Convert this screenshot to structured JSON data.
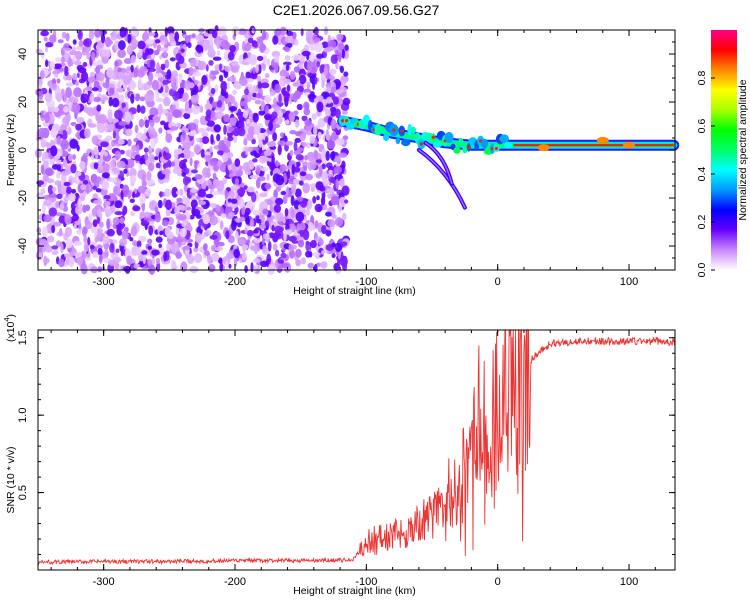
{
  "title": "C2E1.2026.067.09.56.G27",
  "chart_data": [
    {
      "type": "heatmap",
      "xlabel": "Height of straight line (km)",
      "ylabel": "Frequency (Hz)",
      "xlim": [
        -350,
        135
      ],
      "ylim": [
        -50,
        50
      ],
      "x_ticks": [
        "-300",
        "-200",
        "-100",
        "0",
        "100"
      ],
      "y_ticks": [
        "-40",
        "-20",
        "0",
        "20",
        "40"
      ],
      "colorbar": {
        "label": "Normalized spectral amplitude",
        "range": [
          0,
          1
        ],
        "ticks": [
          "0.0",
          "0.2",
          "0.4",
          "0.6",
          "0.8"
        ],
        "colors": [
          "#ffffff",
          "#cc88ff",
          "#6600ff",
          "#0000ff",
          "#0099ff",
          "#00ffff",
          "#00ff66",
          "#00ff00",
          "#aaff00",
          "#ffff00",
          "#ff8800",
          "#ff0000",
          "#ff0088"
        ]
      },
      "description_of_regions": {
        "noise_region_x": [
          -350,
          -115
        ],
        "signal_start_x": -118,
        "signal_track": [
          {
            "x": -118,
            "f": 12
          },
          {
            "x": -100,
            "f": 10
          },
          {
            "x": -80,
            "f": 7
          },
          {
            "x": -60,
            "f": 5
          },
          {
            "x": -40,
            "f": 3
          },
          {
            "x": -20,
            "f": 2
          },
          {
            "x": 0,
            "f": 2
          },
          {
            "x": 40,
            "f": 2
          },
          {
            "x": 80,
            "f": 2
          },
          {
            "x": 135,
            "f": 2
          }
        ],
        "side_lobes": [
          {
            "from_x": -60,
            "from_f": 0,
            "to_x": -25,
            "to_f": -24
          },
          {
            "from_x": -55,
            "from_f": 3,
            "to_x": -35,
            "to_f": -14
          }
        ]
      }
    },
    {
      "type": "line",
      "xlabel": "Height of straight line (km)",
      "ylabel": "SNR (10 * v/v)",
      "y_scale_label": "(x10",
      "y_scale_exponent": "4",
      "y_scale_close": ")",
      "xlim": [
        -350,
        135
      ],
      "ylim": [
        0,
        15500
      ],
      "x_ticks": [
        "-300",
        "-200",
        "-100",
        "0",
        "100"
      ],
      "y_ticks": [
        "0.5",
        "1.0",
        "1.5"
      ],
      "color": "#ee3333",
      "series": [
        {
          "x": [
            -350,
            -300,
            -250,
            -200,
            -150,
            -110,
            -100,
            -90,
            -80,
            -70,
            -60,
            -50,
            -40,
            -30,
            -20,
            -15,
            -10,
            -5,
            0,
            5,
            10,
            15,
            20,
            25,
            30,
            40,
            50,
            60,
            70,
            80,
            90,
            100,
            110,
            120,
            135
          ],
          "y": [
            500,
            550,
            550,
            600,
            600,
            650,
            1800,
            2000,
            2200,
            2500,
            3000,
            3500,
            4500,
            6000,
            8000,
            10000,
            11000,
            9500,
            10500,
            12000,
            12500,
            13000,
            11500,
            13500,
            14000,
            14600,
            14700,
            14750,
            14800,
            14800,
            14700,
            14800,
            14750,
            14800,
            14700
          ]
        }
      ]
    }
  ]
}
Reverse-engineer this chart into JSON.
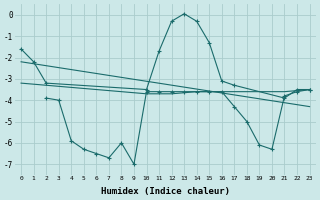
{
  "bg_color": "#cce8e8",
  "grid_color": "#aacccc",
  "line_color": "#1a6b6b",
  "xlabel": "Humidex (Indice chaleur)",
  "xlim": [
    -0.5,
    23.5
  ],
  "ylim": [
    -7.5,
    0.5
  ],
  "yticks": [
    0,
    -1,
    -2,
    -3,
    -4,
    -5,
    -6,
    -7
  ],
  "xticks": [
    0,
    1,
    2,
    3,
    4,
    5,
    6,
    7,
    8,
    9,
    10,
    11,
    12,
    13,
    14,
    15,
    16,
    17,
    18,
    19,
    20,
    21,
    22,
    23
  ],
  "line1_x": [
    0,
    1,
    2,
    10,
    11,
    12,
    13,
    14,
    15,
    16,
    17,
    21,
    22,
    23
  ],
  "line1_y": [
    -1.6,
    -2.2,
    -3.2,
    -3.5,
    -1.7,
    -0.3,
    0.05,
    -0.3,
    -1.3,
    -3.1,
    -3.3,
    -3.9,
    -3.5,
    -3.5
  ],
  "line2_x": [
    0,
    1,
    2,
    3,
    4,
    5,
    6,
    7,
    8,
    9,
    10,
    11,
    12,
    13,
    14,
    15,
    16,
    17,
    18,
    19,
    20,
    21,
    22,
    23
  ],
  "line2_y": [
    -3.2,
    -3.25,
    -3.3,
    -3.35,
    -3.4,
    -3.45,
    -3.5,
    -3.55,
    -3.6,
    -3.65,
    -3.7,
    -3.7,
    -3.7,
    -3.65,
    -3.6,
    -3.6,
    -3.6,
    -3.6,
    -3.6,
    -3.6,
    -3.6,
    -3.6,
    -3.55,
    -3.5
  ],
  "line3_x": [
    0,
    23
  ],
  "line3_y": [
    -2.2,
    -4.3
  ],
  "line4_x": [
    2,
    3,
    4,
    5,
    6,
    7,
    8,
    9,
    10,
    11,
    12,
    13,
    14,
    15,
    16,
    17,
    18,
    19,
    20,
    21,
    22,
    23
  ],
  "line4_y": [
    -3.9,
    -4.0,
    -5.9,
    -6.3,
    -6.5,
    -6.7,
    -6.0,
    -7.0,
    -3.6,
    -3.6,
    -3.6,
    -3.6,
    -3.6,
    -3.6,
    -3.6,
    -4.3,
    -5.0,
    -6.1,
    -6.3,
    -3.8,
    -3.6,
    -3.5
  ]
}
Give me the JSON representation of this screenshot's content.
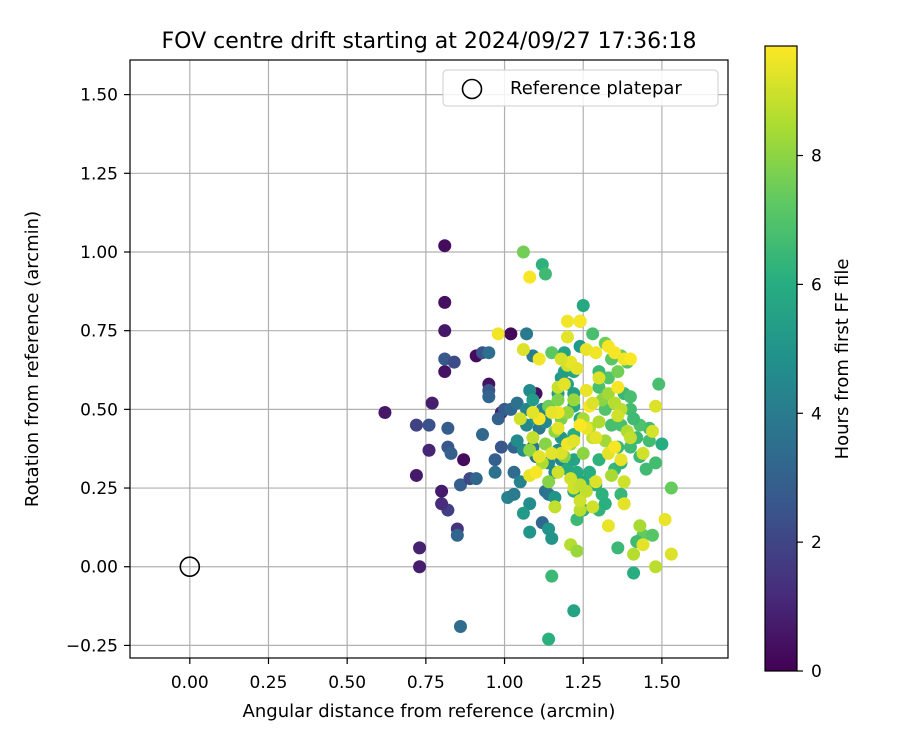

• _Task to complete_
Without the pictures, return the entries exactly as they appear.

• _Result for this task_
Convert this screenshot to structured JSON data.
{
  "title": "C2E1.2026.067.09.56.G27",
  "chart_data": [
    {
      "type": "heatmap",
      "xlabel": "Height of straight line (km)",
      "ylabel": "Frequency (Hz)",
      "xlim": [
        -350,
        135
      ],
      "ylim": [
        -50,
        50
      ],
      "x_ticks": [
        "-300",
        "-200",
        "-100",
        "0",
        "100"
      ],
      "y_ticks": [
        "-40",
        "-20",
        "0",
        "20",
        "40"
      ],
      "colorbar": {
        "label": "Normalized spectral amplitude",
        "range": [
          0,
          1
        ],
        "ticks": [
          "0.0",
          "0.2",
          "0.4",
          "0.6",
          "0.8"
        ],
        "colors": [
          "#ffffff",
          "#cc88ff",
          "#6600ff",
          "#0000ff",
          "#0099ff",
          "#00ffff",
          "#00ff66",
          "#00ff00",
          "#aaff00",
          "#ffff00",
          "#ff8800",
          "#ff0000",
          "#ff0088"
        ]
      },
      "description_of_regions": {
        "noise_region_x": [
          -350,
          -115
        ],
        "signal_start_x": -118,
        "signal_track": [
          {
            "x": -118,
            "f": 12
          },
          {
            "x": -100,
            "f": 10
          },
          {
            "x": -80,
            "f": 7
          },
          {
            "x": -60,
            "f": 5
          },
          {
            "x": -40,
            "f": 3
          },
          {
            "x": -20,
            "f": 2
          },
          {
            "x": 0,
            "f": 2
          },
          {
            "x": 40,
            "f": 2
          },
          {
            "x": 80,
            "f": 2
          },
          {
            "x": 135,
            "f": 2
          }
        ],
        "side_lobes": [
          {
            "from_x": -60,
            "from_f": 0,
            "to_x": -25,
            "to_f": -24
          },
          {
            "from_x": -55,
            "from_f": 3,
            "to_x": -35,
            "to_f": -14
          }
        ]
      }
    },
    {
      "type": "line",
      "xlabel": "Height of straight line (km)",
      "ylabel": "SNR (10 * v/v)",
      "y_scale_label": "(x10",
      "y_scale_exponent": "4",
      "y_scale_close": ")",
      "xlim": [
        -350,
        135
      ],
      "ylim": [
        0,
        15500
      ],
      "x_ticks": [
        "-300",
        "-200",
        "-100",
        "0",
        "100"
      ],
      "y_ticks": [
        "0.5",
        "1.0",
        "1.5"
      ],
      "color": "#ee3333",
      "series": [
        {
          "x": [
            -350,
            -300,
            -250,
            -200,
            -150,
            -110,
            -100,
            -90,
            -80,
            -70,
            -60,
            -50,
            -40,
            -30,
            -20,
            -15,
            -10,
            -5,
            0,
            5,
            10,
            15,
            20,
            25,
            30,
            40,
            50,
            60,
            70,
            80,
            90,
            100,
            110,
            120,
            135
          ],
          "y": [
            500,
            550,
            550,
            600,
            600,
            650,
            1800,
            2000,
            2200,
            2500,
            3000,
            3500,
            4500,
            6000,
            8000,
            10000,
            11000,
            9500,
            10500,
            12000,
            12500,
            13000,
            11500,
            13500,
            14000,
            14600,
            14700,
            14750,
            14800,
            14800,
            14700,
            14800,
            14750,
            14800,
            14700
          ]
        }
      ]
    }
  ]
}
Reverse-engineer this chart into JSON.
{
  "bg_color": "#cce8e8",
  "grid_color": "#aacccc",
  "line_color": "#1a6b6b",
  "xlabel": "Humidex (Indice chaleur)",
  "xlim": [
    -0.5,
    23.5
  ],
  "ylim": [
    -7.5,
    0.5
  ],
  "yticks": [
    0,
    -1,
    -2,
    -3,
    -4,
    -5,
    -6,
    -7
  ],
  "xticks": [
    0,
    1,
    2,
    3,
    4,
    5,
    6,
    7,
    8,
    9,
    10,
    11,
    12,
    13,
    14,
    15,
    16,
    17,
    18,
    19,
    20,
    21,
    22,
    23
  ],
  "line1_x": [
    0,
    1,
    2,
    10,
    11,
    12,
    13,
    14,
    15,
    16,
    17,
    21,
    22,
    23
  ],
  "line1_y": [
    -1.6,
    -2.2,
    -3.2,
    -3.5,
    -1.7,
    -0.3,
    0.05,
    -0.3,
    -1.3,
    -3.1,
    -3.3,
    -3.9,
    -3.5,
    -3.5
  ],
  "line2_x": [
    0,
    1,
    2,
    3,
    4,
    5,
    6,
    7,
    8,
    9,
    10,
    11,
    12,
    13,
    14,
    15,
    16,
    17,
    18,
    19,
    20,
    21,
    22,
    23
  ],
  "line2_y": [
    -3.2,
    -3.25,
    -3.3,
    -3.35,
    -3.4,
    -3.45,
    -3.5,
    -3.55,
    -3.6,
    -3.65,
    -3.7,
    -3.7,
    -3.7,
    -3.65,
    -3.6,
    -3.6,
    -3.6,
    -3.6,
    -3.6,
    -3.6,
    -3.6,
    -3.6,
    -3.55,
    -3.5
  ],
  "line3_x": [
    0,
    23
  ],
  "line3_y": [
    -2.2,
    -4.3
  ],
  "line4_x": [
    2,
    3,
    4,
    5,
    6,
    7,
    8,
    9,
    10,
    11,
    12,
    13,
    14,
    15,
    16,
    17,
    18,
    19,
    20,
    21,
    22,
    23
  ],
  "line4_y": [
    -3.9,
    -4.0,
    -5.9,
    -6.3,
    -6.5,
    -6.7,
    -6.0,
    -7.0,
    -3.6,
    -3.6,
    -3.6,
    -3.6,
    -3.6,
    -3.6,
    -3.6,
    -4.3,
    -5.0,
    -6.1,
    -6.3,
    -3.8,
    -3.6,
    -3.5
  ]
}
Give me the JSON representation of this screenshot's content.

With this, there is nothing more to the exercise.